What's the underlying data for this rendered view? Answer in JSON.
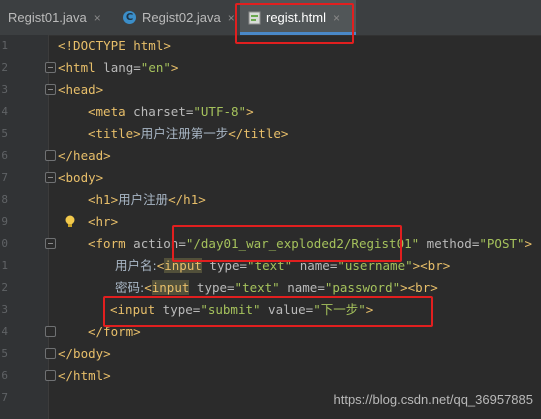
{
  "tabs": [
    {
      "label": "Regist01.java",
      "icon": "java-class-icon",
      "active": false
    },
    {
      "label": "Regist02.java",
      "icon": "java-class-icon",
      "active": false
    },
    {
      "label": "regist.html",
      "icon": "html-file-icon",
      "active": true
    }
  ],
  "tab_close": "×",
  "gutter": {
    "line_numbers": [
      "1",
      "2",
      "3",
      "4",
      "5",
      "6",
      "7",
      "8",
      "9",
      "0",
      "1",
      "2",
      "3",
      "4",
      "5",
      "6",
      "7"
    ]
  },
  "code": {
    "doctype": "<!DOCTYPE html>",
    "l2_open": "<html",
    "l2_attr": " lang=",
    "l2_val": "\"en\"",
    "l2_close": ">",
    "l3": "<head>",
    "l4_open": "<meta",
    "l4_attr": " charset=",
    "l4_val": "\"UTF-8\"",
    "l4_close": ">",
    "l5_open": "<title>",
    "l5_text": "用户注册第一步",
    "l5_close": "</title>",
    "l6": "</head>",
    "l7": "<body>",
    "l8_open": "<h1>",
    "l8_text": "用户注册",
    "l8_close": "</h1>",
    "l9": "<hr>",
    "l10_open": "<form",
    "l10_attr1": " action=",
    "l10_val1": "\"/day01_war_exploded2/Regist01\"",
    "l10_attr2": " method=",
    "l10_val2": "\"POST\"",
    "l10_close": ">",
    "l11_text": "用户名:",
    "l11_open": "<",
    "l11_tag": "input",
    "l11_attr1": " type=",
    "l11_val1": "\"text\"",
    "l11_attr2": " name=",
    "l11_val2": "\"username\"",
    "l11_close": "><br>",
    "l12_text": "密码:",
    "l12_open": "<",
    "l12_tag": "input",
    "l12_attr1": " type=",
    "l12_val1": "\"text\"",
    "l12_attr2": " name=",
    "l12_val2": "\"password\"",
    "l12_close": "><br>",
    "l13_open": "<input",
    "l13_attr1": " type=",
    "l13_val1": "\"submit\"",
    "l13_attr2": " value=",
    "l13_val2": "\"下一步\"",
    "l13_close": ">",
    "l14": "</form>",
    "l15": "</body>",
    "l16": "</html>"
  },
  "watermark": "https://blog.csdn.net/qq_36957885",
  "colors": {
    "tag": "#e8bf6a",
    "attribute": "#bababa",
    "value": "#a5c25c",
    "highlight_box": "#e11f1f"
  }
}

-----

Work instructions:
Locate each line containing the string "html" and show it.

Written response:
      "label": "regist.html",
      "icon": "html-file-icon",
    "doctype": "<!DOCTYPE html>",
    "l2_open": "<html",
    "l16": "</html>"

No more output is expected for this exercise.